▶ **Task to carry out**
With the line containing "Extract all readable text from this page." as the first line and the last line of the records as the final one, reproduce that range exactly.

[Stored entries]

● ● ● ● ●

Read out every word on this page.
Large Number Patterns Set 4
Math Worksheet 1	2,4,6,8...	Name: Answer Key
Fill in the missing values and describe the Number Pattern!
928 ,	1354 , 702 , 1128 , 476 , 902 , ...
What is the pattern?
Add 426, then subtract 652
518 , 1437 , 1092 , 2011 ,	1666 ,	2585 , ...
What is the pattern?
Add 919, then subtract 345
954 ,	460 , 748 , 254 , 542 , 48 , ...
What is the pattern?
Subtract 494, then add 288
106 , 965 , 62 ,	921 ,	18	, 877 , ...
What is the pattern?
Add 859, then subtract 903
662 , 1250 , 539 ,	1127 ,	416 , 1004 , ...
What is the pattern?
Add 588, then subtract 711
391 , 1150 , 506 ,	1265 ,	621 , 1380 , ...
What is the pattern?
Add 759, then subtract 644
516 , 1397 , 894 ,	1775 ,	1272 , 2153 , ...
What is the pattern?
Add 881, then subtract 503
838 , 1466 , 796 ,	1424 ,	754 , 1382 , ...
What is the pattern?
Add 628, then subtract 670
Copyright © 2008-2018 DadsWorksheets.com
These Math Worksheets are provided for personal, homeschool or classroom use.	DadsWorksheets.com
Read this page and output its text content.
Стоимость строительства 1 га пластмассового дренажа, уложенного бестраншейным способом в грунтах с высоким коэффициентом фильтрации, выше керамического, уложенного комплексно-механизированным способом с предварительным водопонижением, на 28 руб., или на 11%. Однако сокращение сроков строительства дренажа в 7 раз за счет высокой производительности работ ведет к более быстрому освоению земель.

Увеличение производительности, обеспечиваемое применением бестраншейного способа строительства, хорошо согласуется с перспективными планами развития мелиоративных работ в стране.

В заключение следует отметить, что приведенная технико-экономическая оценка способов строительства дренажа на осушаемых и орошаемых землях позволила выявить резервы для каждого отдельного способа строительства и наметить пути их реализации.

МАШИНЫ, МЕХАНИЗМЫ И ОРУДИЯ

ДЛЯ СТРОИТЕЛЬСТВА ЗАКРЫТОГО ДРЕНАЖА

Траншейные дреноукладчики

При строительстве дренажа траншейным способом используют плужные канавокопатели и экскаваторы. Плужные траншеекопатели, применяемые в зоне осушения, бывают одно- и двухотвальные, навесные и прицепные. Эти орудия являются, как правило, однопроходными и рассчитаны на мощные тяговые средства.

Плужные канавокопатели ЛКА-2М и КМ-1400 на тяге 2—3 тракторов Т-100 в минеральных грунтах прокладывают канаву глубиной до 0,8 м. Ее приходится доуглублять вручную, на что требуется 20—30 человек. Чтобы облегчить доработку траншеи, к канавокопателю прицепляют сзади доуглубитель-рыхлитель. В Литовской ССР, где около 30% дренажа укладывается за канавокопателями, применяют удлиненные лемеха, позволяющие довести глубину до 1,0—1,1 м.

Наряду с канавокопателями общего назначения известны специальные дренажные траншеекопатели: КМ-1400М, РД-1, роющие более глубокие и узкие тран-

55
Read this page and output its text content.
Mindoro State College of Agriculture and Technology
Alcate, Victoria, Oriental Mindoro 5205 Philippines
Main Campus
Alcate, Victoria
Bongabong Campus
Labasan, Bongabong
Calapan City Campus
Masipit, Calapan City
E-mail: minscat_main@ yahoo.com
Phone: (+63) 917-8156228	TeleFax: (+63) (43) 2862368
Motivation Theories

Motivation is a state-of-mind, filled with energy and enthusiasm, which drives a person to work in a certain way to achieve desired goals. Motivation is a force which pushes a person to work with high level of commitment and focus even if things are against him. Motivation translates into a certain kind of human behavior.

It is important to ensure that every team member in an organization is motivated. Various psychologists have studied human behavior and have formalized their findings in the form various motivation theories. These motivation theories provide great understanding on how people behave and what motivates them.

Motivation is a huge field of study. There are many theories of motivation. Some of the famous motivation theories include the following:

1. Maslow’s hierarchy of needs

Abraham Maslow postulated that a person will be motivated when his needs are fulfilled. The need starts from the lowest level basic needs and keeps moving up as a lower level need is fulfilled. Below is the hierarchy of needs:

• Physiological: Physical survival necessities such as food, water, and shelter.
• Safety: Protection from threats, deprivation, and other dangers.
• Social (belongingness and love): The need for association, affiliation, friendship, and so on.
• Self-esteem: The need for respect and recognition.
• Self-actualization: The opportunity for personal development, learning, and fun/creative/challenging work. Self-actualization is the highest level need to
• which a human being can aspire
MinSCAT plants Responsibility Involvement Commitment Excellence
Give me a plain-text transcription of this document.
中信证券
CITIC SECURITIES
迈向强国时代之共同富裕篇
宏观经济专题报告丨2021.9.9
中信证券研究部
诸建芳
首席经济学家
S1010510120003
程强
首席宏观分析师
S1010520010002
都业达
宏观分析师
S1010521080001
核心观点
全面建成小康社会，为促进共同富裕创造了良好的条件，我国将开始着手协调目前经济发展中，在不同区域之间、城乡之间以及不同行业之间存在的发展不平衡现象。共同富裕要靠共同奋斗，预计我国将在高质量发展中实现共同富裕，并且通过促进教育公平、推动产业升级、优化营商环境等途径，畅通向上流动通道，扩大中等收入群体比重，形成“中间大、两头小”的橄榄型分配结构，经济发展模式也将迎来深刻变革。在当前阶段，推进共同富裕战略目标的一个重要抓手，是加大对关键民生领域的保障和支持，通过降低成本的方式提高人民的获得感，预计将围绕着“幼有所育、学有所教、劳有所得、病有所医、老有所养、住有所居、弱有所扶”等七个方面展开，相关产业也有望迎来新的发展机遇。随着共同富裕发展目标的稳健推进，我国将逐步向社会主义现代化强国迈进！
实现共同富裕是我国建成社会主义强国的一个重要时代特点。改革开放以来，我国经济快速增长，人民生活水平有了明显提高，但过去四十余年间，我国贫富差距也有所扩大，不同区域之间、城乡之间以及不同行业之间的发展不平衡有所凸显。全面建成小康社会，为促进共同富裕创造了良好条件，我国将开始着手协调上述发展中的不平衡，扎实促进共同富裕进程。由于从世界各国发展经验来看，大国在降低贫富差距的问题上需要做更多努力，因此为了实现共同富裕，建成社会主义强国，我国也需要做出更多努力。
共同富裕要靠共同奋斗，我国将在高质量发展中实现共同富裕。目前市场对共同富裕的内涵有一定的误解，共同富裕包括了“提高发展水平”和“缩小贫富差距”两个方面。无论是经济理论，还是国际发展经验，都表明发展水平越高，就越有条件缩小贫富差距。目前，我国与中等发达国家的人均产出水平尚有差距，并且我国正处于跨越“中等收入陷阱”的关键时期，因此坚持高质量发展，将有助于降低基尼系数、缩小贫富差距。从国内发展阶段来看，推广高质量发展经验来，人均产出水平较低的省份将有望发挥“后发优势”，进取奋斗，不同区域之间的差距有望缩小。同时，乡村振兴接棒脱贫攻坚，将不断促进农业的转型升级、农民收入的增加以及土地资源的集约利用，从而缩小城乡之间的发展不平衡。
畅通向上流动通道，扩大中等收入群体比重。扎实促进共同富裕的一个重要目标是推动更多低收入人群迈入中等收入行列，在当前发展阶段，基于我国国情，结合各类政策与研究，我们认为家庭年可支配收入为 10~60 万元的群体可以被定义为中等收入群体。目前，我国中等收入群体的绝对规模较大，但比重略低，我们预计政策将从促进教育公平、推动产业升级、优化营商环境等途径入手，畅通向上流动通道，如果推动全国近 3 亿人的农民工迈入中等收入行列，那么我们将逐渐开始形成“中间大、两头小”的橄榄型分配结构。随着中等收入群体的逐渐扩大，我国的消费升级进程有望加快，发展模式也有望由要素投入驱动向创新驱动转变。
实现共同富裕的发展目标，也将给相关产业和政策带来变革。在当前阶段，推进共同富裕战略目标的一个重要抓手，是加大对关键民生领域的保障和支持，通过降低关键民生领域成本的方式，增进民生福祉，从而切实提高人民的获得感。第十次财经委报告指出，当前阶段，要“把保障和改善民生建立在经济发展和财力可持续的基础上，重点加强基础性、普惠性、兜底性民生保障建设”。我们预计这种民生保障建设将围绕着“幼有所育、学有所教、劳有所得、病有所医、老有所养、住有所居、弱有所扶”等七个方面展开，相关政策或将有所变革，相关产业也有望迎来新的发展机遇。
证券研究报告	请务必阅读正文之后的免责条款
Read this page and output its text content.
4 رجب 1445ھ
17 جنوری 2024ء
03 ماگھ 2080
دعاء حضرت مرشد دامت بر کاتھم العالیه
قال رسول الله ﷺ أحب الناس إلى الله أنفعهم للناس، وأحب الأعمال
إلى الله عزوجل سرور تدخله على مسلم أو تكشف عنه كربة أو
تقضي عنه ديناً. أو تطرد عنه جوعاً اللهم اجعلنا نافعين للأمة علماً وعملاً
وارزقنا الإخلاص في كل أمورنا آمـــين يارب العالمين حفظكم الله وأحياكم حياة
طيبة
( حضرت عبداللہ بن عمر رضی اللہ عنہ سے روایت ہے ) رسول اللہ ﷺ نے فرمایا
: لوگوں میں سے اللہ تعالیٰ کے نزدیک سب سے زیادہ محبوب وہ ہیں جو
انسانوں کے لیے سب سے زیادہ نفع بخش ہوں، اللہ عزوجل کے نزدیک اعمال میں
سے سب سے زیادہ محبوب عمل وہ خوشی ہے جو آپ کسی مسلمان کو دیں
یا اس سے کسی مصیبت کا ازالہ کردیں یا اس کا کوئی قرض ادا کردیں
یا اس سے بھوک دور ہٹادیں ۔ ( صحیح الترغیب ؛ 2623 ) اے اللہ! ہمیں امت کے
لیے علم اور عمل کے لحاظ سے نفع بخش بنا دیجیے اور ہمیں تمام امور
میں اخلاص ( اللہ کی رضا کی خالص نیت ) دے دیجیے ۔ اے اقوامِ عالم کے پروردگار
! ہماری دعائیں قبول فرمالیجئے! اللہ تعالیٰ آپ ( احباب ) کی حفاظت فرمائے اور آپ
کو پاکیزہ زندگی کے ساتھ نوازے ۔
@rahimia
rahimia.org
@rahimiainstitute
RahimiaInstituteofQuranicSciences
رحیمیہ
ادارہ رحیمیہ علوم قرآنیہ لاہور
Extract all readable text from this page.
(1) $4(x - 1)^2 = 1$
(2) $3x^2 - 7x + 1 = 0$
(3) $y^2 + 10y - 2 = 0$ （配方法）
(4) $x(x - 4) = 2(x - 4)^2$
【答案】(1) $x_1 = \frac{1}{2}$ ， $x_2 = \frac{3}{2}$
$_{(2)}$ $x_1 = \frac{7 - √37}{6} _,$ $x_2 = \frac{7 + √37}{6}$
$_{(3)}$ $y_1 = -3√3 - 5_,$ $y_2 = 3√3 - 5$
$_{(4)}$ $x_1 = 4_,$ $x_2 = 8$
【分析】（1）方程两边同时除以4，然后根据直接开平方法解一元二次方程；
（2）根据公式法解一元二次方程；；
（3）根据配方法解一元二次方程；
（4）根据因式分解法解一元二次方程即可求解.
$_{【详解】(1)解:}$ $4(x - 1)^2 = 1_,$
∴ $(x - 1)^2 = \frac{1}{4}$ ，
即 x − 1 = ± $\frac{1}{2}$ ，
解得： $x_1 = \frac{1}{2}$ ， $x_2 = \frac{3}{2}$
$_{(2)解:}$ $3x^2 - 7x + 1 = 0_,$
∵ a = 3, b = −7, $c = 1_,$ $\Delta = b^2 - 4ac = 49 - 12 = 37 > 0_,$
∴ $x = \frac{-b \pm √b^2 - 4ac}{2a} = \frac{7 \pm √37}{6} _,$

● ● ● ● ●

▶ **The solution**
Extract all readable text from this page.
(1) $4(x - 1)^2 = 1$
(2) $3x^2 - 7x + 1 = 0$
(3) $y^2 + 10y - 2 = 0$ （配方法）
(4) $x(x - 4) = 2(x - 4)^2$
【答案】(1) $x_1 = \frac{1}{2}$ ， $x_2 = \frac{3}{2}$
$_{(2)}$ $x_1 = \frac{7 - √37}{6} _,$ $x_2 = \frac{7 + √37}{6}$
$_{(3)}$ $y_1 = -3√3 - 5_,$ $y_2 = 3√3 - 5$
$_{(4)}$ $x_1 = 4_,$ $x_2 = 8$
【分析】（1）方程两边同时除以4，然后根据直接开平方法解一元二次方程；
（2）根据公式法解一元二次方程；；
（3）根据配方法解一元二次方程；
（4）根据因式分解法解一元二次方程即可求解.
$_{【详解】(1)解:}$ $4(x - 1)^2 = 1_,$
∴ $(x - 1)^2 = \frac{1}{4}$ ，
即 x − 1 = ± $\frac{1}{2}$ ，
解得： $x_1 = \frac{1}{2}$ ， $x_2 = \frac{3}{2}$
$_{(2)解:}$ $3x^2 - 7x + 1 = 0_,$
∵ a = 3, b = −7, $c = 1_,$ $\Delta = b^2 - 4ac = 49 - 12 = 37 > 0_,$
∴ $x = \frac{-b \pm √b^2 - 4ac}{2a} = \frac{7 \pm √37}{6} _,$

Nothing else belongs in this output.